Passage to read.
# Bunkai



## Eric Daniel (Jan 25, 2006)

Hey Everyone, 

I was reading an article on bunkai and you can check out the articles at 

http://www.iainabernethy.com/articles/BasicBunkaiPart1.asp 
for part 1 of the article and 
http://www.iainabernethy.com/articles/BasicBunkaiPart2.asp 
for part 2 of the article. You can read the article and let me know what you think. 

Sincerely, Eric Daniel


----------



## Eric Daniel (Jan 25, 2006)

One thing I found interesting in article one was that Ian stated that 
"The karateka who understands bunkai will find themselves including throws, locks, trapping, gripping, chokes, strangles, takedowns, close-range striking, and many other martial methods into their training." 
I think that this might be a good example of why we should train our forms because if we train our forms enough we might actually see a throw or a lock, etc. in the form. There are also some examples in the article. 

Sincerely, Eric Daniel


----------



## TheBattousai (Jan 25, 2006)

I'm glad to see bunkai being expressed more and more as an important peice of knowledge to have. I've seen MA who don't know the concept or know what it is, thank goodness we've come full circle through the ages. I like the article, but I'll need to see the more full depths of bunkai this guy takes his readers. But the concepts he is talking about (including throws, joint-locks, etc.) should be noted as karatejutsu or shuho (the taking princible). This concept shouldn't be limited to just forms but all movement and techniques, to develop the idea of realitive movement; it all fits together. That my short say on the matter, but thanks Eric for posting the article.


----------



## Zorba (Jan 25, 2006)

bunkai is part of the sylabus of the school i go to. for grading we do bunkai of heian shodan to yondan and bassai dai. but whenever we learn a new kata we discuss the practical application of most techniques.


----------



## eyebeams (Jan 27, 2006)

Eric Daniel said:
			
		

> One thing I found interesting in article one was that Ian stated that
> "The karateka who understands bunkai will find themselves including throws, locks, trapping, gripping, chokes, strangles, takedowns, close-range striking, and many other martial methods into their training."
> I think that this might be a good example of why we should train our forms because if we train our forms enough we might actually see a throw or a lock, etc. in the form. There are also some examples in the article.
> 
> Sincerely, Eric Daniel



Excessively imaginative bunkai are as damaging to karate as overly narrow bunkai.


----------



## jujutsu_indonesia (Jan 28, 2006)

In the Wado style we don't really use the word "Bunkai" (btw I'm JKF-Wadokai so maybe other groups use it but not ours).

We use "kaisetsu" which means "explanations", so, explaining each individual movements of a kata to reveal its mechanism and purposes.

Work to complete.
- 1) In the bunkai thread, rewrite everything from "## Zorba (Jan" down to "of most techniques.", swapping "bassai dai" for "kanku dai".
- 2) Answer these from the bunkai thread:
(a) For grading, which kata does Zorba's school do bunkai of?
(b) According to eyebeams, what is as damaging to karate as overly narrow bunkai?
(c) What word does the Wado style use in place of "bunkai"?

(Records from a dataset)
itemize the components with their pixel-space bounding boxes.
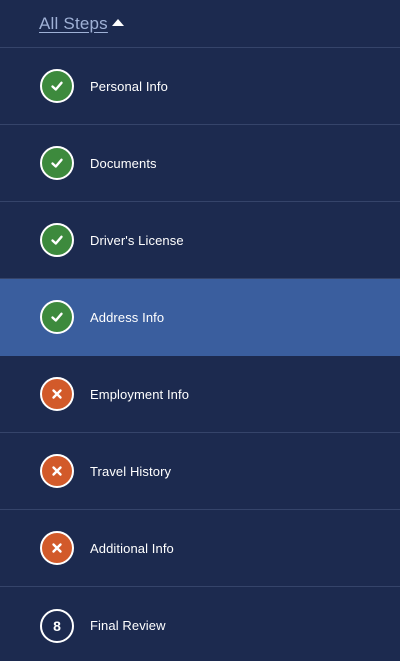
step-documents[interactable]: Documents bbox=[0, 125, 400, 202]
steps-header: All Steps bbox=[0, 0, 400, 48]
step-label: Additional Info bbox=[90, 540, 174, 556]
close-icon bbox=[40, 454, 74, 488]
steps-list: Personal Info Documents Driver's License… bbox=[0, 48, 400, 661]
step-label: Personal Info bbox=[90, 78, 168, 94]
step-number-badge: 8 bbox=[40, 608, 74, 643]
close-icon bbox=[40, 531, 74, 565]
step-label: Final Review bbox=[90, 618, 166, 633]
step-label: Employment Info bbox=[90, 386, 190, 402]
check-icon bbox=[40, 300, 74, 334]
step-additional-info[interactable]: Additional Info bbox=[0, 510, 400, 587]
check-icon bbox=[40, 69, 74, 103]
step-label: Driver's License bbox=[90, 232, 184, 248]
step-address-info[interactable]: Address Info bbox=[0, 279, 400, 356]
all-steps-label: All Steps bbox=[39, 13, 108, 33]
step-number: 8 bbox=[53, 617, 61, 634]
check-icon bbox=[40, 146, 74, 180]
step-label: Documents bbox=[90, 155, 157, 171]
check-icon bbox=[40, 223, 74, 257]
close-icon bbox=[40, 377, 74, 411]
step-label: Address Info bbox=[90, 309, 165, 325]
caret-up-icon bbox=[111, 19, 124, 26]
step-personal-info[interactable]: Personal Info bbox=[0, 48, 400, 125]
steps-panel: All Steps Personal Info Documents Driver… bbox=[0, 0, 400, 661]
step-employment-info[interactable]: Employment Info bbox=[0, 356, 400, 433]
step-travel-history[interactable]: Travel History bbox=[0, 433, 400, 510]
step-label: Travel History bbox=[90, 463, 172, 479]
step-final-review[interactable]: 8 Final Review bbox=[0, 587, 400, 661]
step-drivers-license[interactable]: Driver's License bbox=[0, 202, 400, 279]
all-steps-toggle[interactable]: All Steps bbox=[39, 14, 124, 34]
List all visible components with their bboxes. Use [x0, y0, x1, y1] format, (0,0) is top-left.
---
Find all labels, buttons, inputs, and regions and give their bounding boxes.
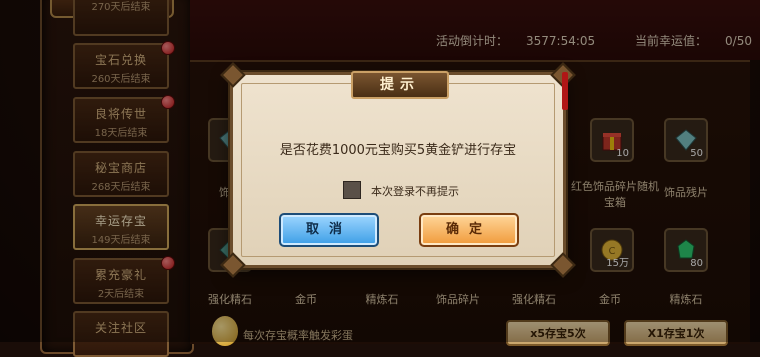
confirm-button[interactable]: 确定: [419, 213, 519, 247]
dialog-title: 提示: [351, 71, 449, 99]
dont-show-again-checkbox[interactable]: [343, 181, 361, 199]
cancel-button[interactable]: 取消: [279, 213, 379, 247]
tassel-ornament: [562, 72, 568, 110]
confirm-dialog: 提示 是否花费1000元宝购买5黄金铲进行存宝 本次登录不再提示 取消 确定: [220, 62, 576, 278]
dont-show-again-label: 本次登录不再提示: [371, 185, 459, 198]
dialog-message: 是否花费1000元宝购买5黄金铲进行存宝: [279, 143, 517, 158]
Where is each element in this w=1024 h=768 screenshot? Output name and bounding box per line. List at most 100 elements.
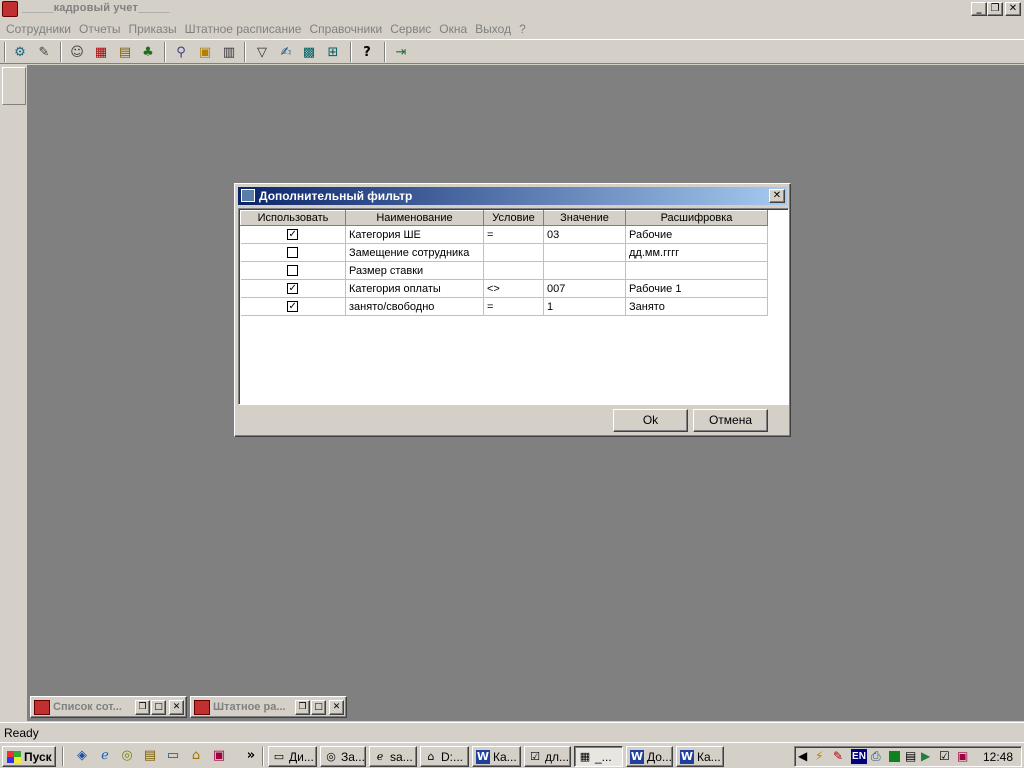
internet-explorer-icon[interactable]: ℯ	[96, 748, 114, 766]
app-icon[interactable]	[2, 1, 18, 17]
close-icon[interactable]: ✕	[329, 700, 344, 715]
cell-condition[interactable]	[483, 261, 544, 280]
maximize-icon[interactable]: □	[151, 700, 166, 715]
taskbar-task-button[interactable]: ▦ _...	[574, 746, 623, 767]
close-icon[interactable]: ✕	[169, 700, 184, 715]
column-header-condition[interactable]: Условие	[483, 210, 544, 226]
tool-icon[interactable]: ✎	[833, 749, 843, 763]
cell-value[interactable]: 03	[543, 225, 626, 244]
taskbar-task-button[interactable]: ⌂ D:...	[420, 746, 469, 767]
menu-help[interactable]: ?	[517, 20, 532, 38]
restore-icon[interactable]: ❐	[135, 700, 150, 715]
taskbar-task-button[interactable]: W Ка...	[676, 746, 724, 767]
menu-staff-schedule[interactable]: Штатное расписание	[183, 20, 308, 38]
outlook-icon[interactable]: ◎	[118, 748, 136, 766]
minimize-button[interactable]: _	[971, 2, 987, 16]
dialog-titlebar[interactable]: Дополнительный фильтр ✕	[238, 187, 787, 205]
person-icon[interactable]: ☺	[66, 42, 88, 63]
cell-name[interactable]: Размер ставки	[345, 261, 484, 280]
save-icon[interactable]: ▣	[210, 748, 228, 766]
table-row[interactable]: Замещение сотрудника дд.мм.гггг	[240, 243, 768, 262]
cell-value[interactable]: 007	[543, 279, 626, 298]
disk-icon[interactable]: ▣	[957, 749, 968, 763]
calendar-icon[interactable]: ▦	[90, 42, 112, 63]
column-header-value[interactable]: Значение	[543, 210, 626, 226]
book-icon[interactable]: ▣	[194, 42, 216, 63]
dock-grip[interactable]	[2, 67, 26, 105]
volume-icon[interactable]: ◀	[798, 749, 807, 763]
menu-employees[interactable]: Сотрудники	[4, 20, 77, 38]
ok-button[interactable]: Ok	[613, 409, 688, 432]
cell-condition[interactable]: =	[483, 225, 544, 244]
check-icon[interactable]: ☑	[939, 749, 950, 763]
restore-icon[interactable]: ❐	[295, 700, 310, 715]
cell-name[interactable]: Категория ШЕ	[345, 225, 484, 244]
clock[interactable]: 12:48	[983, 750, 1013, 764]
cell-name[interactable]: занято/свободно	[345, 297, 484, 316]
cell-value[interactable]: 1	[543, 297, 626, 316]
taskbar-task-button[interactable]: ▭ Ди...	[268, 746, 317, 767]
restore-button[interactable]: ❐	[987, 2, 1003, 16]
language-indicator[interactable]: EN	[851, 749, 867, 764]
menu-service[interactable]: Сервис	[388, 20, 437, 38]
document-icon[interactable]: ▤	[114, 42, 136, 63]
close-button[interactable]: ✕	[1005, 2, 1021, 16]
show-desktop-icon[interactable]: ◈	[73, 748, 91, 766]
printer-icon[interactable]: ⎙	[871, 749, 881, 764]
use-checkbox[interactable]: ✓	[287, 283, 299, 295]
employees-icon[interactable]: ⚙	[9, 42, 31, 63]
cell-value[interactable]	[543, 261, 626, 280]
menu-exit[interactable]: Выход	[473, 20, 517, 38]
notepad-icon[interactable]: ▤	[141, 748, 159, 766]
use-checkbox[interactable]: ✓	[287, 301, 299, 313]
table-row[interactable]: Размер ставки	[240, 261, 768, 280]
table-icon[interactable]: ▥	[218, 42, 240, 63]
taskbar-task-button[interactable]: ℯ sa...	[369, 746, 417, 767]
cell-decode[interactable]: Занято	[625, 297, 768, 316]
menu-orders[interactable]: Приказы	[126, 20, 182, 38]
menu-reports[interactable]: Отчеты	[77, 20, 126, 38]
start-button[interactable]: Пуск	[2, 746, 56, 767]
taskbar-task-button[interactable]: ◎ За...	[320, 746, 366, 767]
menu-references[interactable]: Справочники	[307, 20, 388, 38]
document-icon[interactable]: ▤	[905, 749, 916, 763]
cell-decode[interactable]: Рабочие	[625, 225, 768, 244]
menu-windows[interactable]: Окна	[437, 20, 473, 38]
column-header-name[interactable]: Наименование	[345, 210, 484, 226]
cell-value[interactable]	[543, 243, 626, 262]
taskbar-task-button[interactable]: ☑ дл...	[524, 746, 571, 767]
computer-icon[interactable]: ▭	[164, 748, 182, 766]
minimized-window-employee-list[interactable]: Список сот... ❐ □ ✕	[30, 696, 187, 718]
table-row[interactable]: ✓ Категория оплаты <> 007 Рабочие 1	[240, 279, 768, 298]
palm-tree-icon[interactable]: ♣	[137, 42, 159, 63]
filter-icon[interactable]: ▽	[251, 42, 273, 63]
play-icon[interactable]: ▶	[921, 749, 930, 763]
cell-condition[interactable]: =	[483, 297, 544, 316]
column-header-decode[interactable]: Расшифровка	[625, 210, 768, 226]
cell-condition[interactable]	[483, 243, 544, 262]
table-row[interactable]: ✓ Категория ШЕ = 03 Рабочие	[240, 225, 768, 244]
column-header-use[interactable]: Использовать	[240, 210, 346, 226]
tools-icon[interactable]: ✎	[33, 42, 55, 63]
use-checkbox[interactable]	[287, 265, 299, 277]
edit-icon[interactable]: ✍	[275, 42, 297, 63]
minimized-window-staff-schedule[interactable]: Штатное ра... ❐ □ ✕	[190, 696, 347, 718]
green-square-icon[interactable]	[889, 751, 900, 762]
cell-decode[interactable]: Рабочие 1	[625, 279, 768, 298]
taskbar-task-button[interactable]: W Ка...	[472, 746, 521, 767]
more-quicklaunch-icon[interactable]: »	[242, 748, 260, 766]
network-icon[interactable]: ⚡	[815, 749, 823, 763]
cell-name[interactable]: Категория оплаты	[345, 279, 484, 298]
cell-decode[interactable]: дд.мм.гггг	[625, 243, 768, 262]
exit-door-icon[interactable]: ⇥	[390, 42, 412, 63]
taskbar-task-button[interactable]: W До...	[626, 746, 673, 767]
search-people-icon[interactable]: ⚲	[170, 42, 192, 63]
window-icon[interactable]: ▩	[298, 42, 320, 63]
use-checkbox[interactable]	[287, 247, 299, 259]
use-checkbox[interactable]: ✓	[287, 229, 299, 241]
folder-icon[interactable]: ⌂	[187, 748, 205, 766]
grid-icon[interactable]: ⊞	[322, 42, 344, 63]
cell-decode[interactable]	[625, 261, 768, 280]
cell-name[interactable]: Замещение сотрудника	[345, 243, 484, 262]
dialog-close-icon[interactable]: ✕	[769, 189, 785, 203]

Solution list.
- 1)
## Zorba (Jan 25, 2006)

bunkai is part of the sylabus of the school i go to. for grading we do bunkai of heian shodan to yondan and kanku dai. but whenever we learn a new kata we discuss the practical application of most techniques.

- 2)
(a) Heian shodan to yondan and bassai dai.
(b) Excessively imaginative bunkai.
(c) Kaisetsu.